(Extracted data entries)
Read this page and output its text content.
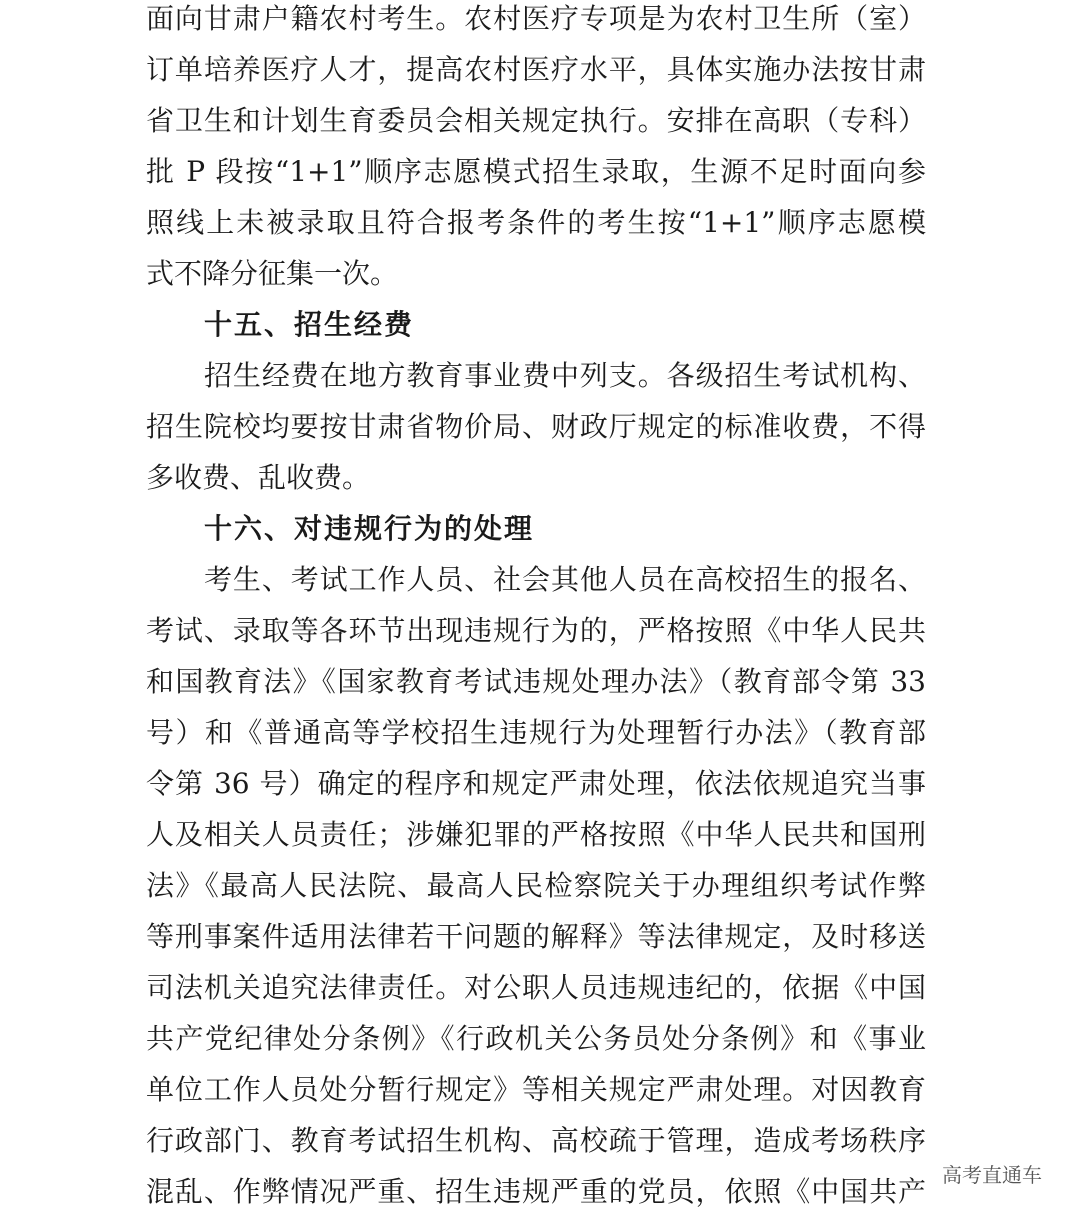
面向甘肃户籍农村考生。农村医疗专项是为农村卫生所（室）
订单培养医疗人才，提高农村医疗水平，具体实施办法按甘肃
省卫生和计划生育委员会相关规定执行。安排在高职（专科）
批 P 段按“1+1”顺序志愿模式招生录取，生源不足时面向参
照线上未被录取且符合报考条件的考生按“1+1”顺序志愿模
式不降分征集一次。
十五、招生经费
招生经费在地方教育事业费中列支。各级招生考试机构、
招生院校均要按甘肃省物价局、财政厅规定的标准收费，不得
多收费、乱收费。
十六、对违规行为的处理
考生、考试工作人员、社会其他人员在高校招生的报名、
考试、录取等各环节出现违规行为的，严格按照《中华人民共
和国教育法》《国家教育考试违规处理办法》（教育部令第 33
号）和《普通高等学校招生违规行为处理暂行办法》（教育部
令第 36 号）确定的程序和规定严肃处理，依法依规追究当事
人及相关人员责任；涉嫌犯罪的严格按照《中华人民共和国刑
法》《最高人民法院、最高人民检察院关于办理组织考试作弊
等刑事案件适用法律若干问题的解释》等法律规定，及时移送
司法机关追究法律责任。对公职人员违规违纪的，依据《中国
共产党纪律处分条例》《行政机关公务员处分条例》和《事业
单位工作人员处分暂行规定》等相关规定严肃处理。对因教育
行政部门、教育考试招生机构、高校疏于管理，造成考场秩序
混乱、作弊情况严重、招生违规严重的党员，依照《中国共产 高考直通车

• What needs to be done: Retype each line of the listing above word for word. Exclude the pictures.

• Response:
Read this page and output its text content.
面向甘肃户籍农村考生。农村医疗专项是为农村卫生所（室）
订单培养医疗人才，提高农村医疗水平，具体实施办法按甘肃
省卫生和计划生育委员会相关规定执行。安排在高职（专科）
批 P 段按“1+1”顺序志愿模式招生录取，生源不足时面向参
照线上未被录取且符合报考条件的考生按“1+1”顺序志愿模
式不降分征集一次。
十五、招生经费
招生经费在地方教育事业费中列支。各级招生考试机构、
招生院校均要按甘肃省物价局、财政厅规定的标准收费，不得
多收费、乱收费。
十六、对违规行为的处理
考生、考试工作人员、社会其他人员在高校招生的报名、
考试、录取等各环节出现违规行为的，严格按照《中华人民共
和国教育法》《国家教育考试违规处理办法》（教育部令第 33
号）和《普通高等学校招生违规行为处理暂行办法》（教育部
令第 36 号）确定的程序和规定严肃处理，依法依规追究当事
人及相关人员责任；涉嫌犯罪的严格按照《中华人民共和国刑
法》《最高人民法院、最高人民检察院关于办理组织考试作弊
等刑事案件适用法律若干问题的解释》等法律规定，及时移送
司法机关追究法律责任。对公职人员违规违纪的，依据《中国
共产党纪律处分条例》《行政机关公务员处分条例》和《事业
单位工作人员处分暂行规定》等相关规定严肃处理。对因教育
行政部门、教育考试招生机构、高校疏于管理，造成考场秩序
混乱、作弊情况严重、招生违规严重的党员，依照《中国共产 高考直通车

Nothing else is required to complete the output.